DOCUMENT EXCERPT:
.....

BACKGROUND: Efsubaglutide Alfa is a novel long-acting glucagon-like peptide-1 receptor agonist developed to promote weight loss and improve metabolic outcomes. This Phase 2a trial evaluated its efficacy, tolerability, safety, and pharmacokinetics (PK) in overweight and obese individuals unresponsive to lifestyle interventions.
METHODS: In this multicenter, randomized, double-blind, placebo-controlled, multiple-ascending dose study, 50 participants were randomized (8:2) across five dose cohorts (5, 7.5, 10, 15, and 20 mg) or placebo. Participants received once-weekly subcutaneous injections of Efsubaglutide Alfa or placebo, with individualized dose escalation every 2 weeks, followed by 4 weeks at target doses. Primary endpoints were percentage change in body weight from baseline and the proportion achieving ≥5% weight loss. Secondary endpoints included changes in body composition and a metabolic composite index (BMI, waist circumference, blood pressure, lipid profiles). Tolerability, safety, immunogenicity, and PK were assessed.

.....

RAW DATA:
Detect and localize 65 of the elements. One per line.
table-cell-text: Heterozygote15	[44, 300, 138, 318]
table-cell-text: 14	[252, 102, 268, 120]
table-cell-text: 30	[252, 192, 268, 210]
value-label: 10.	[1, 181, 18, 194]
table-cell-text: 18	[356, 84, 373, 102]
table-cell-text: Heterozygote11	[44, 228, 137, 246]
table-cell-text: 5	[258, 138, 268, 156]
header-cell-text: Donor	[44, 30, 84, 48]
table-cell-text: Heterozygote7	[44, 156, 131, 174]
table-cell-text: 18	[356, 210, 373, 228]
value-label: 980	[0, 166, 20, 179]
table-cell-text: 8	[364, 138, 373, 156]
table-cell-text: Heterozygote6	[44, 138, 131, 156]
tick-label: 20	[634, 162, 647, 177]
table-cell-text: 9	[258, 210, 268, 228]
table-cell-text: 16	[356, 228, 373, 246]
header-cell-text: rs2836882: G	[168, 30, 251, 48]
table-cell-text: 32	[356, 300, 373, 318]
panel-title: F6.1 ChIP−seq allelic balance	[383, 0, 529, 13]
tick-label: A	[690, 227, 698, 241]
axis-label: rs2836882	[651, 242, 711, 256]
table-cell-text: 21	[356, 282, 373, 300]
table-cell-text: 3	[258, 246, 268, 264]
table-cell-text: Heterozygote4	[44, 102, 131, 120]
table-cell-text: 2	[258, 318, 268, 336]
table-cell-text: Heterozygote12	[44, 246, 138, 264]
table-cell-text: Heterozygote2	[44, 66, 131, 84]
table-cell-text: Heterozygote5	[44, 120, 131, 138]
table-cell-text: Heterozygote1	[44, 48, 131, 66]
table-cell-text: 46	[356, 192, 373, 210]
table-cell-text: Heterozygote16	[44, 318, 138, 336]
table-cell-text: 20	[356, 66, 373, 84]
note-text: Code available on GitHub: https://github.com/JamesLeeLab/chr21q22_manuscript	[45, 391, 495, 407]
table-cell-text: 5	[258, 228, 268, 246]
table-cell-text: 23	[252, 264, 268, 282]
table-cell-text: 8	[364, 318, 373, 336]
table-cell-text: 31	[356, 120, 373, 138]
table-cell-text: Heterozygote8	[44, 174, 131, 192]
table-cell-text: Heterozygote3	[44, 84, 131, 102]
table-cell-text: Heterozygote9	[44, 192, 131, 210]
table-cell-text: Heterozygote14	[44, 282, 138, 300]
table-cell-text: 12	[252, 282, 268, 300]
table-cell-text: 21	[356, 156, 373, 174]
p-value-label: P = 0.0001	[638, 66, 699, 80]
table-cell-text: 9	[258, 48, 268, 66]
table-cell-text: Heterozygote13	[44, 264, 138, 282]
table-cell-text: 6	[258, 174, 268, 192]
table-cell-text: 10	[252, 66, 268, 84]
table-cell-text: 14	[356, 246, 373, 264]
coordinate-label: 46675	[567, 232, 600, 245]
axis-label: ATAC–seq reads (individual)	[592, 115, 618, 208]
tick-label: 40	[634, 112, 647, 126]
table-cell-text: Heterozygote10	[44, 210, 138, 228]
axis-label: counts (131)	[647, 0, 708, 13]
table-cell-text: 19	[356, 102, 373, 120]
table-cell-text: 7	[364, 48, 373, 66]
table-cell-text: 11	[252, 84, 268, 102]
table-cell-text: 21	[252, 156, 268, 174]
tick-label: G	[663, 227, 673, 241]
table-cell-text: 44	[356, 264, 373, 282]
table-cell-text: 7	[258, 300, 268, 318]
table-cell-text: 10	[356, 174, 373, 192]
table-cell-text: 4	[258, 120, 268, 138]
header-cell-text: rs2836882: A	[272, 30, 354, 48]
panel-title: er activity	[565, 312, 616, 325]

.....

QUESTIONS ON THE MATERIAL:
1. In the Efsubaglutide Alfa trial abstract, how many participants were randomized?
2. Reproduce the Efsubaglutide Alfa trial abstract from "METHODS: In this" to "PK were assessed.", swapping "subcutaneous" for "intravenous".
3. Write the next part of the Efsubaglutide Alfa trial abstract, picking up after its last sentence.
The data above are a separate set of material, unrelated to the Efsubaglutide Alfa trial abstract.

EXPECTED RESULTS:
1. 50 participants were randomized.

2.
METHODS: In this multicenter, randomized, double-blind, placebo-controlled, multiple-ascending dose study, 50 participants were randomized (8:2) across five dose cohorts (5, 7.5, 10, 15, and 20 mg) or placebo. Participants received once-weekly intravenous injections of Efsubaglutide Alfa or placebo, with individualized dose escalation every 2 weeks, followed by 4 weeks at target doses. Primary endpoints were percentage change in body weight from baseline and the proportion achieving ≥5% weight loss. Secondary endpoints included changes in body composition and a metabolic composite index (BMI, waist circumference, blood pressure, lipid profiles). Tolerability, safety, immunogenicity, and PK were assessed.

3.
FINDINGS: Between 25 April 2024 and 18 November 2024, 50 individuals were randomly assigned. Mean baseline characteristics included age 36.3 years, bodyweight 92.9 kg, and BMI 33.0 kg/m. Efsubaglutide Alfa produced a mean weight reduction of 7.16% (95% CI: -8.08 to -6.24) versus 0.86% with placebo. Overall, 82.5% of Efsubaglutide-treated participants achieved ≥5% weight loss (vs. 0% placebo). Fat mass decreased by 4.47 kg, and lean mass also declined by 2.00 kg from baseline; however, the lean-to-fat mass ratio improved by 19.73 percentage points. BMI, waist circumference, and systolic blood pressure significantly decreased. Gastrointestinal adverse events were the most common, mostly mild to moderate, occurring primarily during dose escalation. No treatment-related serious adverse events occurred. Efsubaglutide Alfa showed dose-proportional PK. 2
INTERPRETATION: Efsubaglutide Alfa demonstrated significant weight-loss efficacy, metabolic improvements, and a preferable tolerability and safety profile, supporting further clinical development for obesity and related metabolic disorders.